** BEGIN **

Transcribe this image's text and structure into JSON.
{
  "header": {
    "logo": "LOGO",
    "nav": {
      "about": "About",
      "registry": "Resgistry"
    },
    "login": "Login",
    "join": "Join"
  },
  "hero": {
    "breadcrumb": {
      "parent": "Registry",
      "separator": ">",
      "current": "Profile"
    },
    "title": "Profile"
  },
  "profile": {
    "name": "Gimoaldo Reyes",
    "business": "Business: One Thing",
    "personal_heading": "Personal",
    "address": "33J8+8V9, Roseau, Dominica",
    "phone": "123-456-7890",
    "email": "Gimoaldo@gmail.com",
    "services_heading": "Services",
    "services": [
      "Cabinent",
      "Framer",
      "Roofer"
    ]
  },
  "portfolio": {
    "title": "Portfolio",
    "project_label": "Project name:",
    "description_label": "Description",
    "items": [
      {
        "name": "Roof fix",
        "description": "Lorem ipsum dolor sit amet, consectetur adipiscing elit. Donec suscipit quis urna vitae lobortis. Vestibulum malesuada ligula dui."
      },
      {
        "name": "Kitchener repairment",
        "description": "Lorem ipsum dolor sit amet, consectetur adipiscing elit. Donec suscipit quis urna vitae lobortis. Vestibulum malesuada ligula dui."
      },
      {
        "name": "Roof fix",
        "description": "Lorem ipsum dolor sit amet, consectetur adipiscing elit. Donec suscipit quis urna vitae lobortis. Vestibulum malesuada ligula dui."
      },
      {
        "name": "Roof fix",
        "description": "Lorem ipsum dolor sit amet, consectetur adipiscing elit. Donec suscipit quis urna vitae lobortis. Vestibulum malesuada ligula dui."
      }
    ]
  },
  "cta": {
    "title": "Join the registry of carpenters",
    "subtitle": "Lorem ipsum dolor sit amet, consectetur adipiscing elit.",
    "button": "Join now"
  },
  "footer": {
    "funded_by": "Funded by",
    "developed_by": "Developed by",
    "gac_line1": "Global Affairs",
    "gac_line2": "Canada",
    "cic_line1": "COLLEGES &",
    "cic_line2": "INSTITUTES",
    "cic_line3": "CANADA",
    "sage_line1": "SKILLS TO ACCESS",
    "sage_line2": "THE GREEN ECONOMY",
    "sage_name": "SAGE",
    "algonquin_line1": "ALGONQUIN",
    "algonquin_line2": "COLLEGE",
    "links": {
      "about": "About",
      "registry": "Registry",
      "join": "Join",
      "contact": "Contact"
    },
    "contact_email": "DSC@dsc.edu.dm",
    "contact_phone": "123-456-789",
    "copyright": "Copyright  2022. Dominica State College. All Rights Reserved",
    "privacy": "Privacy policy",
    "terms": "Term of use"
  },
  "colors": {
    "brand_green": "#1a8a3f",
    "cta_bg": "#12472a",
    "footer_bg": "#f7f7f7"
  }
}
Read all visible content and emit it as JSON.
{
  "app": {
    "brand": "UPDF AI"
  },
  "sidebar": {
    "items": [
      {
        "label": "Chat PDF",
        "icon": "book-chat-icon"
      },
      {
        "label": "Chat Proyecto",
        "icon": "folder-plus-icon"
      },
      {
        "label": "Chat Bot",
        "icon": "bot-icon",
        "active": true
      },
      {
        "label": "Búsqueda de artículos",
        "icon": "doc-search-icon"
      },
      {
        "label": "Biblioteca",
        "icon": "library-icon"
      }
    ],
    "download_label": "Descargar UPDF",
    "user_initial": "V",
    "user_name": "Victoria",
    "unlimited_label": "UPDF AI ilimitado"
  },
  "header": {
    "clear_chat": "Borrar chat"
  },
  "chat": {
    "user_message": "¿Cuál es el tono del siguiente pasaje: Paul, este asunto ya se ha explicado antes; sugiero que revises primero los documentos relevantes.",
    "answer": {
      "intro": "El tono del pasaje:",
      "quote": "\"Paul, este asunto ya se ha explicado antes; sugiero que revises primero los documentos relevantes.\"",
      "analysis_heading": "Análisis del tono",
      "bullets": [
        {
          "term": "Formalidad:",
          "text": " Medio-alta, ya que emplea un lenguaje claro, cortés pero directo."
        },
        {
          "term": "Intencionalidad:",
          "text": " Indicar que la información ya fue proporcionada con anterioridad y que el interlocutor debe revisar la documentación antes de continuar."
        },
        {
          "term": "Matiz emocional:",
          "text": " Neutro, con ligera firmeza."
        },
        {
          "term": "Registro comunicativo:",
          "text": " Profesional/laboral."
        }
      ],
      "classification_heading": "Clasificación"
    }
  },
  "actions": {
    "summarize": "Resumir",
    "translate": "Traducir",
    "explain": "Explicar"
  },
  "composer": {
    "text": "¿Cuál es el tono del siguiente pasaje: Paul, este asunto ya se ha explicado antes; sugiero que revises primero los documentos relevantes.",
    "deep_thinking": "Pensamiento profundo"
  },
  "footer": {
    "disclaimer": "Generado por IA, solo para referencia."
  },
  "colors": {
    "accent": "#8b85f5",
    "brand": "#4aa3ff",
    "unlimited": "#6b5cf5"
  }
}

** END **

- Problem details -
Extract the complete listing above, reproducing each line exactly.

- Answer below -
Transcribe this image's text and structure into JSON.
{
  "header": {
    "logo": "LOGO",
    "nav": {
      "about": "About",
      "registry": "Resgistry"
    },
    "login": "Login",
    "join": "Join"
  },
  "hero": {
    "breadcrumb": {
      "parent": "Registry",
      "separator": ">",
      "current": "Profile"
    },
    "title": "Profile"
  },
  "profile": {
    "name": "Gimoaldo Reyes",
    "business": "Business: One Thing",
    "personal_heading": "Personal",
    "address": "33J8+8V9, Roseau, Dominica",
    "phone": "123-456-7890",
    "email": "Gimoaldo@gmail.com",
    "services_heading": "Services",
    "services": [
      "Cabinent",
      "Framer",
      "Roofer"
    ]
  },
  "portfolio": {
    "title": "Portfolio",
    "project_label": "Project name:",
    "description_label": "Description",
    "items": [
      {
        "name": "Roof fix",
        "description": "Lorem ipsum dolor sit amet, consectetur adipiscing elit. Donec suscipit quis urna vitae lobortis. Vestibulum malesuada ligula dui."
      },
      {
        "name": "Kitchener repairment",
        "description": "Lorem ipsum dolor sit amet, consectetur adipiscing elit. Donec suscipit quis urna vitae lobortis. Vestibulum malesuada ligula dui."
      },
      {
        "name": "Roof fix",
        "description": "Lorem ipsum dolor sit amet, consectetur adipiscing elit. Donec suscipit quis urna vitae lobortis. Vestibulum malesuada ligula dui."
      },
      {
        "name": "Roof fix",
        "description": "Lorem ipsum dolor sit amet, consectetur adipiscing elit. Donec suscipit quis urna vitae lobortis. Vestibulum malesuada ligula dui."
      }
    ]
  },
  "cta": {
    "title": "Join the registry of carpenters",
    "subtitle": "Lorem ipsum dolor sit amet, consectetur adipiscing elit.",
    "button": "Join now"
  },
  "footer": {
    "funded_by": "Funded by",
    "developed_by": "Developed by",
    "gac_line1": "Global Affairs",
    "gac_line2": "Canada",
    "cic_line1": "COLLEGES &",
    "cic_line2": "INSTITUTES",
    "cic_line3": "CANADA",
    "sage_line1": "SKILLS TO ACCESS",
    "sage_line2": "THE GREEN ECONOMY",
    "sage_name": "SAGE",
    "algonquin_line1": "ALGONQUIN",
    "algonquin_line2": "COLLEGE",
    "links": {
      "about": "About",
      "registry": "Registry",
      "join": "Join",
      "contact": "Contact"
    },
    "contact_email": "DSC@dsc.edu.dm",
    "contact_phone": "123-456-789",
    "copyright": "Copyright  2022. Dominica State College. All Rights Reserved",
    "privacy": "Privacy policy",
    "terms": "Term of use"
  },
  "colors": {
    "brand_green": "#1a8a3f",
    "cta_bg": "#12472a",
    "footer_bg": "#f7f7f7"
  }
}
Read all visible content and emit it as JSON.
{
  "app": {
    "brand": "UPDF AI"
  },
  "sidebar": {
    "items": [
      {
        "label": "Chat PDF",
        "icon": "book-chat-icon"
      },
      {
        "label": "Chat Proyecto",
        "icon": "folder-plus-icon"
      },
      {
        "label": "Chat Bot",
        "icon": "bot-icon",
        "active": true
      },
      {
        "label": "Búsqueda de artículos",
        "icon": "doc-search-icon"
      },
      {
        "label": "Biblioteca",
        "icon": "library-icon"
      }
    ],
    "download_label": "Descargar UPDF",
    "user_initial": "V",
    "user_name": "Victoria",
    "unlimited_label": "UPDF AI ilimitado"
  },
  "header": {
    "clear_chat": "Borrar chat"
  },
  "chat": {
    "user_message": "¿Cuál es el tono del siguiente pasaje: Paul, este asunto ya se ha explicado antes; sugiero que revises primero los documentos relevantes.",
    "answer": {
      "intro": "El tono del pasaje:",
      "quote": "\"Paul, este asunto ya se ha explicado antes; sugiero que revises primero los documentos relevantes.\"",
      "analysis_heading": "Análisis del tono",
      "bullets": [
        {
          "term": "Formalidad:",
          "text": " Medio-alta, ya que emplea un lenguaje claro, cortés pero directo."
        },
        {
          "term": "Intencionalidad:",
          "text": " Indicar que la información ya fue proporcionada con anterioridad y que el interlocutor debe revisar la documentación antes de continuar."
        },
        {
          "term": "Matiz emocional:",
          "text": " Neutro, con ligera firmeza."
        },
        {
          "term": "Registro comunicativo:",
          "text": " Profesional/laboral."
        }
      ],
      "classification_heading": "Clasificación"
    }
  },
  "actions": {
    "summarize": "Resumir",
    "translate": "Traducir",
    "explain": "Explicar"
  },
  "composer": {
    "text": "¿Cuál es el tono del siguiente pasaje: Paul, este asunto ya se ha explicado antes; sugiero que revises primero los documentos relevantes.",
    "deep_thinking": "Pensamiento profundo"
  },
  "footer": {
    "disclaimer": "Generado por IA, solo para referencia."
  },
  "colors": {
    "accent": "#8b85f5",
    "brand": "#4aa3ff",
    "unlimited": "#6b5cf5"
  }
}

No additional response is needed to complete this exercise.